What to produce. Reproduce the entries below in full, word for word.

(Data records)
════════
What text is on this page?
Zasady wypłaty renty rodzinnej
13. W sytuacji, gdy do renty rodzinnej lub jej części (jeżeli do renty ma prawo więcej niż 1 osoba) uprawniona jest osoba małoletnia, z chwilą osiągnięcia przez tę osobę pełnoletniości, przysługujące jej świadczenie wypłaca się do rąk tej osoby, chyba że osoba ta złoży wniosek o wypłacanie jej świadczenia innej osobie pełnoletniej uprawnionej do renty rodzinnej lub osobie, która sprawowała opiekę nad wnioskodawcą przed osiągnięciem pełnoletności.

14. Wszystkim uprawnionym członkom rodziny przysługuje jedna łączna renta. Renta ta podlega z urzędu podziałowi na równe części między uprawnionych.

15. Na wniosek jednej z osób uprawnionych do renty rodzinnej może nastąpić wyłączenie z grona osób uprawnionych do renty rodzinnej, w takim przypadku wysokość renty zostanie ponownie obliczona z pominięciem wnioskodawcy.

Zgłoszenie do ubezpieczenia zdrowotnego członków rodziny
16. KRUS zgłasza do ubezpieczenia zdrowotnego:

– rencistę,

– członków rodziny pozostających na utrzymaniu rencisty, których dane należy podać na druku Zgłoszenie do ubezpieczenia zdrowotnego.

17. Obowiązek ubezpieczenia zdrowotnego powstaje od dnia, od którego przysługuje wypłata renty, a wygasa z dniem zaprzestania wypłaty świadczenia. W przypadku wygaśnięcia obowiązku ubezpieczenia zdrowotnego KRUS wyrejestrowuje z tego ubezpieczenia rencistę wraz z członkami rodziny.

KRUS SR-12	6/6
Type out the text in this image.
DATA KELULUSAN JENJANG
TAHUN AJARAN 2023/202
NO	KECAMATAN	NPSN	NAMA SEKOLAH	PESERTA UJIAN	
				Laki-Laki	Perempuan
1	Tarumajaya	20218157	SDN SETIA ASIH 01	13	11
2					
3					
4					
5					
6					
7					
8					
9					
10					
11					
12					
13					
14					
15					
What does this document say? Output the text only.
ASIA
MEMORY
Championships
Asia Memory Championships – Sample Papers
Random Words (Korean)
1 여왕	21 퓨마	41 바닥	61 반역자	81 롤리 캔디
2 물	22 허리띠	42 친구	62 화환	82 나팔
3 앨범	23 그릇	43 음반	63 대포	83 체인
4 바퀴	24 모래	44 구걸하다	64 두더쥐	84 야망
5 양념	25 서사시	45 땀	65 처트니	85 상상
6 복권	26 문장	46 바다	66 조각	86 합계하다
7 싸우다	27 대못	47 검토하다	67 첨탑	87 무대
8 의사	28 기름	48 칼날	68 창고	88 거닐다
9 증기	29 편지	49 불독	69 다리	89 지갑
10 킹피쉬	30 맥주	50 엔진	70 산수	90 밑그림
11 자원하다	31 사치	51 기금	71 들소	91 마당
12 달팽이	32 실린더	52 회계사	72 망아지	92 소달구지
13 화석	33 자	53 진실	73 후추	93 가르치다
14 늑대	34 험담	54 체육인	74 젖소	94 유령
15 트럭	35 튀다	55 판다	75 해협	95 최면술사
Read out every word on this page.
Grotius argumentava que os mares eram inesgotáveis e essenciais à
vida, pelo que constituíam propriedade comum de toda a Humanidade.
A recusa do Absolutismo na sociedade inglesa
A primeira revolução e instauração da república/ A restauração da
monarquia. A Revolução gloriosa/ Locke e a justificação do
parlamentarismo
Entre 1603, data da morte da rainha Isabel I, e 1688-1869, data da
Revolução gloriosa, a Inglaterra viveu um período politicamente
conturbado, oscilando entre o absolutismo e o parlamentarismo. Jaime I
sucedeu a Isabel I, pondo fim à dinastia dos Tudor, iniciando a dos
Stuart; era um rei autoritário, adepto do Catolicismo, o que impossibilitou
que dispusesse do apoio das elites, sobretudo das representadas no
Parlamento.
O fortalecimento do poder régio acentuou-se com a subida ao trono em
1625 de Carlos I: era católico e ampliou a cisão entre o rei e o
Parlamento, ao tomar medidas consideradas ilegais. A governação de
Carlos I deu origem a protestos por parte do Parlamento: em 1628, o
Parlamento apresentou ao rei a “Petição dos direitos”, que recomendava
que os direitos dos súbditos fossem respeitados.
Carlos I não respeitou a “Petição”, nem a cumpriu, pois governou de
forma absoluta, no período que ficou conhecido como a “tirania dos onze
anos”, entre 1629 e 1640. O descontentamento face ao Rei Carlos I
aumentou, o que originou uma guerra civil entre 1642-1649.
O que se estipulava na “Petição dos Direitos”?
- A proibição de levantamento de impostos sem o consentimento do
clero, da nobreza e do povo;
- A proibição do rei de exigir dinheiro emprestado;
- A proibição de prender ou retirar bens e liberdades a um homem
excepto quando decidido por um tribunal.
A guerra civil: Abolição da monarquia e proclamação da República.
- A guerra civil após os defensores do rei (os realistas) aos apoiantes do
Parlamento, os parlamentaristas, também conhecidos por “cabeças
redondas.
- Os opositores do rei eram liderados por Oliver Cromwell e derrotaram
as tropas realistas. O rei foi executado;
════════
Reply to the exercise.
What text is on this page?
Zasady wypłaty renty rodzinnej
13. W sytuacji, gdy do renty rodzinnej lub jej części (jeżeli do renty ma prawo więcej niż 1 osoba) uprawniona jest osoba małoletnia, z chwilą osiągnięcia przez tę osobę pełnoletniości, przysługujące jej świadczenie wypłaca się do rąk tej osoby, chyba że osoba ta złoży wniosek o wypłacanie jej świadczenia innej osobie pełnoletniej uprawnionej do renty rodzinnej lub osobie, która sprawowała opiekę nad wnioskodawcą przed osiągnięciem pełnoletności.

14. Wszystkim uprawnionym członkom rodziny przysługuje jedna łączna renta. Renta ta podlega z urzędu podziałowi na równe części między uprawnionych.

15. Na wniosek jednej z osób uprawnionych do renty rodzinnej może nastąpić wyłączenie z grona osób uprawnionych do renty rodzinnej, w takim przypadku wysokość renty zostanie ponownie obliczona z pominięciem wnioskodawcy.

Zgłoszenie do ubezpieczenia zdrowotnego członków rodziny
16. KRUS zgłasza do ubezpieczenia zdrowotnego:

– rencistę,

– członków rodziny pozostających na utrzymaniu rencisty, których dane należy podać na druku Zgłoszenie do ubezpieczenia zdrowotnego.

17. Obowiązek ubezpieczenia zdrowotnego powstaje od dnia, od którego przysługuje wypłata renty, a wygasa z dniem zaprzestania wypłaty świadczenia. W przypadku wygaśnięcia obowiązku ubezpieczenia zdrowotnego KRUS wyrejestrowuje z tego ubezpieczenia rencistę wraz z członkami rodziny.

KRUS SR-12	6/6
Type out the text in this image.
DATA KELULUSAN JENJANG
TAHUN AJARAN 2023/202
NO	KECAMATAN	NPSN	NAMA SEKOLAH	PESERTA UJIAN	
				Laki-Laki	Perempuan
1	Tarumajaya	20218157	SDN SETIA ASIH 01	13	11
2					
3					
4					
5					
6					
7					
8					
9					
10					
11					
12					
13					
14					
15					
What does this document say? Output the text only.
ASIA
MEMORY
Championships
Asia Memory Championships – Sample Papers
Random Words (Korean)
1 여왕	21 퓨마	41 바닥	61 반역자	81 롤리 캔디
2 물	22 허리띠	42 친구	62 화환	82 나팔
3 앨범	23 그릇	43 음반	63 대포	83 체인
4 바퀴	24 모래	44 구걸하다	64 두더쥐	84 야망
5 양념	25 서사시	45 땀	65 처트니	85 상상
6 복권	26 문장	46 바다	66 조각	86 합계하다
7 싸우다	27 대못	47 검토하다	67 첨탑	87 무대
8 의사	28 기름	48 칼날	68 창고	88 거닐다
9 증기	29 편지	49 불독	69 다리	89 지갑
10 킹피쉬	30 맥주	50 엔진	70 산수	90 밑그림
11 자원하다	31 사치	51 기금	71 들소	91 마당
12 달팽이	32 실린더	52 회계사	72 망아지	92 소달구지
13 화석	33 자	53 진실	73 후추	93 가르치다
14 늑대	34 험담	54 체육인	74 젖소	94 유령
15 트럭	35 튀다	55 판다	75 해협	95 최면술사
Read out every word on this page.
Grotius argumentava que os mares eram inesgotáveis e essenciais à
vida, pelo que constituíam propriedade comum de toda a Humanidade.
A recusa do Absolutismo na sociedade inglesa
A primeira revolução e instauração da república/ A restauração da
monarquia. A Revolução gloriosa/ Locke e a justificação do
parlamentarismo
Entre 1603, data da morte da rainha Isabel I, e 1688-1869, data da
Revolução gloriosa, a Inglaterra viveu um período politicamente
conturbado, oscilando entre o absolutismo e o parlamentarismo. Jaime I
sucedeu a Isabel I, pondo fim à dinastia dos Tudor, iniciando a dos
Stuart; era um rei autoritário, adepto do Catolicismo, o que impossibilitou
que dispusesse do apoio das elites, sobretudo das representadas no
Parlamento.
O fortalecimento do poder régio acentuou-se com a subida ao trono em
1625 de Carlos I: era católico e ampliou a cisão entre o rei e o
Parlamento, ao tomar medidas consideradas ilegais. A governação de
Carlos I deu origem a protestos por parte do Parlamento: em 1628, o
Parlamento apresentou ao rei a “Petição dos direitos”, que recomendava
que os direitos dos súbditos fossem respeitados.
Carlos I não respeitou a “Petição”, nem a cumpriu, pois governou de
forma absoluta, no período que ficou conhecido como a “tirania dos onze
anos”, entre 1629 e 1640. O descontentamento face ao Rei Carlos I
aumentou, o que originou uma guerra civil entre 1642-1649.
O que se estipulava na “Petição dos Direitos”?
- A proibição de levantamento de impostos sem o consentimento do
clero, da nobreza e do povo;
- A proibição do rei de exigir dinheiro emprestado;
- A proibição de prender ou retirar bens e liberdades a um homem
excepto quando decidido por um tribunal.
A guerra civil: Abolição da monarquia e proclamação da República.
- A guerra civil após os defensores do rei (os realistas) aos apoiantes do
Parlamento, os parlamentaristas, também conhecidos por “cabeças
redondas.
- Os opositores do rei eram liderados por Oliver Cromwell e derrotaram
as tropas realistas. O rei foi executado;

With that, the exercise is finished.